THE EXERCISE => Write out each line exactly as it stands, please.

EXERCISE MATERIALS =>
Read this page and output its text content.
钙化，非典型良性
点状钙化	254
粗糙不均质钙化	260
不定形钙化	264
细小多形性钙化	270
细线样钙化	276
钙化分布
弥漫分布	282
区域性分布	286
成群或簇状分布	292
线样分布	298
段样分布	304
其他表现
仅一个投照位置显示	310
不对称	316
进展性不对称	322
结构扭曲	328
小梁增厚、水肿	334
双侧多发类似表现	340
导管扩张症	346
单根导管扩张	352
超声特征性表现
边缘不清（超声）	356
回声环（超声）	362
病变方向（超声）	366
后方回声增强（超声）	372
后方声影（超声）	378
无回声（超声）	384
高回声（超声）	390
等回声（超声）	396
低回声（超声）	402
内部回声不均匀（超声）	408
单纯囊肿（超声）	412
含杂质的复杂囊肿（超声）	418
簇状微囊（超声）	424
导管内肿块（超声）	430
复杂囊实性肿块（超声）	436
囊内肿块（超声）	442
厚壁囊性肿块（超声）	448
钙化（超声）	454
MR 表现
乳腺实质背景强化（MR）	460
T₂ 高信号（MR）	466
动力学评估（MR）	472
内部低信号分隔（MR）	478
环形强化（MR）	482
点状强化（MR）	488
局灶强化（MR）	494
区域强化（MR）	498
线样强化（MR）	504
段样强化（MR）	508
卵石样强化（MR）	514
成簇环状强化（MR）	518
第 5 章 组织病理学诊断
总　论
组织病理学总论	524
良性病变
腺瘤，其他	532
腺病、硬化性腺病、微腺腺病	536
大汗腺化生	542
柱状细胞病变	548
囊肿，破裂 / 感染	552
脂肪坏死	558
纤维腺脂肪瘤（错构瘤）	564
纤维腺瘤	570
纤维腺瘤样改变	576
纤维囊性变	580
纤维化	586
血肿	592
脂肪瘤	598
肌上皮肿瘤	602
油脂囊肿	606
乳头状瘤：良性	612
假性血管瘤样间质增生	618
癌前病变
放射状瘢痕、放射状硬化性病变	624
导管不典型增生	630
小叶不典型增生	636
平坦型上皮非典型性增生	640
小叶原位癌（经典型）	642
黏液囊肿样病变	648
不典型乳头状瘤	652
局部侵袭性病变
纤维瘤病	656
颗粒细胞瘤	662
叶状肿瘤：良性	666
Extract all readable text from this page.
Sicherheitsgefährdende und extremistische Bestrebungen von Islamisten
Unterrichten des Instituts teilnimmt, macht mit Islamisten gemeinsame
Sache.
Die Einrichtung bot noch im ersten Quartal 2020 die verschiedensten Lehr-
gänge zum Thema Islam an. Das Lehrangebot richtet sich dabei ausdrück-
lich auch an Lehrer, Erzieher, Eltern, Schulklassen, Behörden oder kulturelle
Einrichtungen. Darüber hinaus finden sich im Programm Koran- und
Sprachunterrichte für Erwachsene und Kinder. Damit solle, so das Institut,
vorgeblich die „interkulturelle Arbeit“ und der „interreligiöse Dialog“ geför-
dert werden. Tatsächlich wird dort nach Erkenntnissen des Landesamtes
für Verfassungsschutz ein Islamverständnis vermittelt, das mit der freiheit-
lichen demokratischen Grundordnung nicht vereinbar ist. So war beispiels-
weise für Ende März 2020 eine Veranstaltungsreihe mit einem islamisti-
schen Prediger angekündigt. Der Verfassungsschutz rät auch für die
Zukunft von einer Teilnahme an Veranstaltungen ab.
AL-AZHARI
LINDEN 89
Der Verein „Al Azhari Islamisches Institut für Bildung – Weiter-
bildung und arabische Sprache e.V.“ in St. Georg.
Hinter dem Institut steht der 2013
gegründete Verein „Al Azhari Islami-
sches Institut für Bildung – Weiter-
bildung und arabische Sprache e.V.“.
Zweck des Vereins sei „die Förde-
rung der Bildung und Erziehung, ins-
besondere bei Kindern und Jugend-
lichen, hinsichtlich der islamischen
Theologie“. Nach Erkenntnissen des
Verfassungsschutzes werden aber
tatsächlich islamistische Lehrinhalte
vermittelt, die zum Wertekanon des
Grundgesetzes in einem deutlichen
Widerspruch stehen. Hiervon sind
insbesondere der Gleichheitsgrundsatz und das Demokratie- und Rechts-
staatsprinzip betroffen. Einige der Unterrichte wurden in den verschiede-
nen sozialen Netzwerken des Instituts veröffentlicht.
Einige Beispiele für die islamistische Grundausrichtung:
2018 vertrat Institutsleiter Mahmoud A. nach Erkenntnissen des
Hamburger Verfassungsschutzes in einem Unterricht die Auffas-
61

THE SOLUTION =>
Read this page and output its text content.
钙化，非典型良性
点状钙化	254
粗糙不均质钙化	260
不定形钙化	264
细小多形性钙化	270
细线样钙化	276
钙化分布
弥漫分布	282
区域性分布	286
成群或簇状分布	292
线样分布	298
段样分布	304
其他表现
仅一个投照位置显示	310
不对称	316
进展性不对称	322
结构扭曲	328
小梁增厚、水肿	334
双侧多发类似表现	340
导管扩张症	346
单根导管扩张	352
超声特征性表现
边缘不清（超声）	356
回声环（超声）	362
病变方向（超声）	366
后方回声增强（超声）	372
后方声影（超声）	378
无回声（超声）	384
高回声（超声）	390
等回声（超声）	396
低回声（超声）	402
内部回声不均匀（超声）	408
单纯囊肿（超声）	412
含杂质的复杂囊肿（超声）	418
簇状微囊（超声）	424
导管内肿块（超声）	430
复杂囊实性肿块（超声）	436
囊内肿块（超声）	442
厚壁囊性肿块（超声）	448
钙化（超声）	454
MR 表现
乳腺实质背景强化（MR）	460
T₂ 高信号（MR）	466
动力学评估（MR）	472
内部低信号分隔（MR）	478
环形强化（MR）	482
点状强化（MR）	488
局灶强化（MR）	494
区域强化（MR）	498
线样强化（MR）	504
段样强化（MR）	508
卵石样强化（MR）	514
成簇环状强化（MR）	518
第 5 章 组织病理学诊断
总　论
组织病理学总论	524
良性病变
腺瘤，其他	532
腺病、硬化性腺病、微腺腺病	536
大汗腺化生	542
柱状细胞病变	548
囊肿，破裂 / 感染	552
脂肪坏死	558
纤维腺脂肪瘤（错构瘤）	564
纤维腺瘤	570
纤维腺瘤样改变	576
纤维囊性变	580
纤维化	586
血肿	592
脂肪瘤	598
肌上皮肿瘤	602
油脂囊肿	606
乳头状瘤：良性	612
假性血管瘤样间质增生	618
癌前病变
放射状瘢痕、放射状硬化性病变	624
导管不典型增生	630
小叶不典型增生	636
平坦型上皮非典型性增生	640
小叶原位癌（经典型）	642
黏液囊肿样病变	648
不典型乳头状瘤	652
局部侵袭性病变
纤维瘤病	656
颗粒细胞瘤	662
叶状肿瘤：良性	666
Extract all readable text from this page.
Sicherheitsgefährdende und extremistische Bestrebungen von Islamisten
Unterrichten des Instituts teilnimmt, macht mit Islamisten gemeinsame
Sache.
Die Einrichtung bot noch im ersten Quartal 2020 die verschiedensten Lehr-
gänge zum Thema Islam an. Das Lehrangebot richtet sich dabei ausdrück-
lich auch an Lehrer, Erzieher, Eltern, Schulklassen, Behörden oder kulturelle
Einrichtungen. Darüber hinaus finden sich im Programm Koran- und
Sprachunterrichte für Erwachsene und Kinder. Damit solle, so das Institut,
vorgeblich die „interkulturelle Arbeit“ und der „interreligiöse Dialog“ geför-
dert werden. Tatsächlich wird dort nach Erkenntnissen des Landesamtes
für Verfassungsschutz ein Islamverständnis vermittelt, das mit der freiheit-
lichen demokratischen Grundordnung nicht vereinbar ist. So war beispiels-
weise für Ende März 2020 eine Veranstaltungsreihe mit einem islamisti-
schen Prediger angekündigt. Der Verfassungsschutz rät auch für die
Zukunft von einer Teilnahme an Veranstaltungen ab.
AL-AZHARI
LINDEN 89
Der Verein „Al Azhari Islamisches Institut für Bildung – Weiter-
bildung und arabische Sprache e.V.“ in St. Georg.
Hinter dem Institut steht der 2013
gegründete Verein „Al Azhari Islami-
sches Institut für Bildung – Weiter-
bildung und arabische Sprache e.V.“.
Zweck des Vereins sei „die Förde-
rung der Bildung und Erziehung, ins-
besondere bei Kindern und Jugend-
lichen, hinsichtlich der islamischen
Theologie“. Nach Erkenntnissen des
Verfassungsschutzes werden aber
tatsächlich islamistische Lehrinhalte
vermittelt, die zum Wertekanon des
Grundgesetzes in einem deutlichen
Widerspruch stehen. Hiervon sind
insbesondere der Gleichheitsgrundsatz und das Demokratie- und Rechts-
staatsprinzip betroffen. Einige der Unterrichte wurden in den verschiede-
nen sozialen Netzwerken des Instituts veröffentlicht.
Einige Beispiele für die islamistische Grundausrichtung:
2018 vertrat Institutsleiter Mahmoud A. nach Erkenntnissen des
Hamburger Verfassungsschutzes in einem Unterricht die Auffas-
61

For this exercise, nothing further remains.